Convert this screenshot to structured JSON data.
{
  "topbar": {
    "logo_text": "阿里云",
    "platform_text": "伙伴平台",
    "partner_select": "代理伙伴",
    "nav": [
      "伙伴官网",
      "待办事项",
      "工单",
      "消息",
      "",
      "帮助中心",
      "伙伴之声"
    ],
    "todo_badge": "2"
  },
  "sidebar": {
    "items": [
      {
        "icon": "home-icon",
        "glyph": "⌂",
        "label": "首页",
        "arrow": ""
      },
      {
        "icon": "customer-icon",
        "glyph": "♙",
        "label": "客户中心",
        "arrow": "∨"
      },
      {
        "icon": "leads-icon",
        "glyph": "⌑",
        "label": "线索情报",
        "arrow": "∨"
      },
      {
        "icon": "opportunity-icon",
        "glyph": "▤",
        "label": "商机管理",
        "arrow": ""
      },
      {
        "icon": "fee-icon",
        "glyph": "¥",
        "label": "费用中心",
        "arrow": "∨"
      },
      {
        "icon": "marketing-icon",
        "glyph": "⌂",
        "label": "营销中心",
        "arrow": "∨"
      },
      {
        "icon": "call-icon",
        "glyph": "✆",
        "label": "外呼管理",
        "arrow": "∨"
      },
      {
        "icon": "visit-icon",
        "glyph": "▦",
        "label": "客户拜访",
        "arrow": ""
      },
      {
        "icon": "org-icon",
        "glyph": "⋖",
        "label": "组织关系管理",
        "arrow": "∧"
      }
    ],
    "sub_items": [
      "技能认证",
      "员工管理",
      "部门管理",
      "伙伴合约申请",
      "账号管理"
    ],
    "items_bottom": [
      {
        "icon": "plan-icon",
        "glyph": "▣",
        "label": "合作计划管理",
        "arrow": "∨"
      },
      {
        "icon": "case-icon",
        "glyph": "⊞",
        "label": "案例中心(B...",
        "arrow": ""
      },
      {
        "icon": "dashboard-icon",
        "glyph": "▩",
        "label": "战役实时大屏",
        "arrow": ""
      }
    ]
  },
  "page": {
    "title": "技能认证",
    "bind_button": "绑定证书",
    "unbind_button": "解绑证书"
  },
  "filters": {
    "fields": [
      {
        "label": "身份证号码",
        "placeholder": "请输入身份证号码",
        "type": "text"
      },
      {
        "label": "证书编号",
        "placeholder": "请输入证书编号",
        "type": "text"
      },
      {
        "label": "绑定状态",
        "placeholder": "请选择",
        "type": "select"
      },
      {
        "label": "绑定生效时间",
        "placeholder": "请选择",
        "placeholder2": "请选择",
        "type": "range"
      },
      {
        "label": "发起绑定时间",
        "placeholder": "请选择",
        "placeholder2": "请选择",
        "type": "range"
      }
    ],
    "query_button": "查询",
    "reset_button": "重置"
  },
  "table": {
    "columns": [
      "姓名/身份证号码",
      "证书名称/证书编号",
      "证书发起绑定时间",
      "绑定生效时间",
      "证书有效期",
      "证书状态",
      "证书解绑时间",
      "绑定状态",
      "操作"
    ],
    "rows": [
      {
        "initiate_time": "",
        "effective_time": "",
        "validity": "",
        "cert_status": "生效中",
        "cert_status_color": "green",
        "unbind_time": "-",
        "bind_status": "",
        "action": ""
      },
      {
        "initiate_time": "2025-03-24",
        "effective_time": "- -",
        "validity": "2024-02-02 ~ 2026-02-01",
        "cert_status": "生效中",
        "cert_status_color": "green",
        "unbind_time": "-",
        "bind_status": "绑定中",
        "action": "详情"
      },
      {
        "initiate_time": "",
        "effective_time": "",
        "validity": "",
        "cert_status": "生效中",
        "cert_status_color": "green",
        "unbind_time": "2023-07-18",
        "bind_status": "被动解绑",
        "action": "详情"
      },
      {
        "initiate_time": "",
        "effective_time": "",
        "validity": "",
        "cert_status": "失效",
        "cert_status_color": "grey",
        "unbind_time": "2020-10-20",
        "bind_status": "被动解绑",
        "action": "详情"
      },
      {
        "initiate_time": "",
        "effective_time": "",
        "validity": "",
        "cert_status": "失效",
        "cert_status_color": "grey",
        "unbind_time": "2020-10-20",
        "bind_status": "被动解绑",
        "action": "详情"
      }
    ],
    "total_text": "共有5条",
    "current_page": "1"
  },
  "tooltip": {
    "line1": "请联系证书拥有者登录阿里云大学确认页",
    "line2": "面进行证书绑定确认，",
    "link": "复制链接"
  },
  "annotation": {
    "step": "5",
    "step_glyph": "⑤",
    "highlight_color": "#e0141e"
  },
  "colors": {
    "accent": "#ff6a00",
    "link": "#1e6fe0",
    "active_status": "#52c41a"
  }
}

* **OBJECTIVE**: Send back all of the entries exactly, with nothing missing.

* **EXERCISE ANSWER**:
Convert this screenshot to structured JSON data.
{
  "topbar": {
    "logo_text": "阿里云",
    "platform_text": "伙伴平台",
    "partner_select": "代理伙伴",
    "nav": [
      "伙伴官网",
      "待办事项",
      "工单",
      "消息",
      "",
      "帮助中心",
      "伙伴之声"
    ],
    "todo_badge": "2"
  },
  "sidebar": {
    "items": [
      {
        "icon": "home-icon",
        "glyph": "⌂",
        "label": "首页",
        "arrow": ""
      },
      {
        "icon": "customer-icon",
        "glyph": "♙",
        "label": "客户中心",
        "arrow": "∨"
      },
      {
        "icon": "leads-icon",
        "glyph": "⌑",
        "label": "线索情报",
        "arrow": "∨"
      },
      {
        "icon": "opportunity-icon",
        "glyph": "▤",
        "label": "商机管理",
        "arrow": ""
      },
      {
        "icon": "fee-icon",
        "glyph": "¥",
        "label": "费用中心",
        "arrow": "∨"
      },
      {
        "icon": "marketing-icon",
        "glyph": "⌂",
        "label": "营销中心",
        "arrow": "∨"
      },
      {
        "icon": "call-icon",
        "glyph": "✆",
        "label": "外呼管理",
        "arrow": "∨"
      },
      {
        "icon": "visit-icon",
        "glyph": "▦",
        "label": "客户拜访",
        "arrow": ""
      },
      {
        "icon": "org-icon",
        "glyph": "⋖",
        "label": "组织关系管理",
        "arrow": "∧"
      }
    ],
    "sub_items": [
      "技能认证",
      "员工管理",
      "部门管理",
      "伙伴合约申请",
      "账号管理"
    ],
    "items_bottom": [
      {
        "icon": "plan-icon",
        "glyph": "▣",
        "label": "合作计划管理",
        "arrow": "∨"
      },
      {
        "icon": "case-icon",
        "glyph": "⊞",
        "label": "案例中心(B...",
        "arrow": ""
      },
      {
        "icon": "dashboard-icon",
        "glyph": "▩",
        "label": "战役实时大屏",
        "arrow": ""
      }
    ]
  },
  "page": {
    "title": "技能认证",
    "bind_button": "绑定证书",
    "unbind_button": "解绑证书"
  },
  "filters": {
    "fields": [
      {
        "label": "身份证号码",
        "placeholder": "请输入身份证号码",
        "type": "text"
      },
      {
        "label": "证书编号",
        "placeholder": "请输入证书编号",
        "type": "text"
      },
      {
        "label": "绑定状态",
        "placeholder": "请选择",
        "type": "select"
      },
      {
        "label": "绑定生效时间",
        "placeholder": "请选择",
        "placeholder2": "请选择",
        "type": "range"
      },
      {
        "label": "发起绑定时间",
        "placeholder": "请选择",
        "placeholder2": "请选择",
        "type": "range"
      }
    ],
    "query_button": "查询",
    "reset_button": "重置"
  },
  "table": {
    "columns": [
      "姓名/身份证号码",
      "证书名称/证书编号",
      "证书发起绑定时间",
      "绑定生效时间",
      "证书有效期",
      "证书状态",
      "证书解绑时间",
      "绑定状态",
      "操作"
    ],
    "rows": [
      {
        "initiate_time": "",
        "effective_time": "",
        "validity": "",
        "cert_status": "生效中",
        "cert_status_color": "green",
        "unbind_time": "-",
        "bind_status": "",
        "action": ""
      },
      {
        "initiate_time": "2025-03-24",
        "effective_time": "- -",
        "validity": "2024-02-02 ~ 2026-02-01",
        "cert_status": "生效中",
        "cert_status_color": "green",
        "unbind_time": "-",
        "bind_status": "绑定中",
        "action": "详情"
      },
      {
        "initiate_time": "",
        "effective_time": "",
        "validity": "",
        "cert_status": "生效中",
        "cert_status_color": "green",
        "unbind_time": "2023-07-18",
        "bind_status": "被动解绑",
        "action": "详情"
      },
      {
        "initiate_time": "",
        "effective_time": "",
        "validity": "",
        "cert_status": "失效",
        "cert_status_color": "grey",
        "unbind_time": "2020-10-20",
        "bind_status": "被动解绑",
        "action": "详情"
      },
      {
        "initiate_time": "",
        "effective_time": "",
        "validity": "",
        "cert_status": "失效",
        "cert_status_color": "grey",
        "unbind_time": "2020-10-20",
        "bind_status": "被动解绑",
        "action": "详情"
      }
    ],
    "total_text": "共有5条",
    "current_page": "1"
  },
  "tooltip": {
    "line1": "请联系证书拥有者登录阿里云大学确认页",
    "line2": "面进行证书绑定确认，",
    "link": "复制链接"
  },
  "annotation": {
    "step": "5",
    "step_glyph": "⑤",
    "highlight_color": "#e0141e"
  },
  "colors": {
    "accent": "#ff6a00",
    "link": "#1e6fe0",
    "active_status": "#52c41a"
  }
}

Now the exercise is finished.